Given task = For the material that follows, list every line containing the word "text".

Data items
+++
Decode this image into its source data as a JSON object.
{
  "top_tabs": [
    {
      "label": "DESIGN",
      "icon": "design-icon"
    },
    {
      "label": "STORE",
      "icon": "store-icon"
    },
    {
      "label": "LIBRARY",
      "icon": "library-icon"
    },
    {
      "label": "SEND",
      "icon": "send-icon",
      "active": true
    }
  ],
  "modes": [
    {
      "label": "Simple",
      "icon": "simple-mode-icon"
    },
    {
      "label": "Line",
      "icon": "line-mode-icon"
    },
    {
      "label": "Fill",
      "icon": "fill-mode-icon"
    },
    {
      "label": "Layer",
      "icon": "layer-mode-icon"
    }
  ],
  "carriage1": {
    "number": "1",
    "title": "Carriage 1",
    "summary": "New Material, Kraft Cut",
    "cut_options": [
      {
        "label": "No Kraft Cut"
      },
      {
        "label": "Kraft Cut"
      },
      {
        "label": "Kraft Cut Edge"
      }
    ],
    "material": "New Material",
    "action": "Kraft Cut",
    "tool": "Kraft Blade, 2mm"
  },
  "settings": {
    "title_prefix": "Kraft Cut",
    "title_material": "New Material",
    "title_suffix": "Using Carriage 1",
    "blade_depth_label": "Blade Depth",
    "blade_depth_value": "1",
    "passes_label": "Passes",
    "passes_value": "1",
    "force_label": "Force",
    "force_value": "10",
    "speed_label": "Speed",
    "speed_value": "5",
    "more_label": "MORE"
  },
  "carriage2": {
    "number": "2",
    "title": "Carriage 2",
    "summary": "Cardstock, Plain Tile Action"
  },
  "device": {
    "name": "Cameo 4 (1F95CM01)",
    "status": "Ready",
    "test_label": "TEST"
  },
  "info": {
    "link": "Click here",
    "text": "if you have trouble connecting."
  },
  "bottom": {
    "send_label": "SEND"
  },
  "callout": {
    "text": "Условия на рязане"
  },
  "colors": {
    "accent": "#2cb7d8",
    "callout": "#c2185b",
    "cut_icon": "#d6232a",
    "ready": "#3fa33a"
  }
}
+++
Correct answer =
    "text": "if you have trouble connecting."
    "text": "Условия на рязане"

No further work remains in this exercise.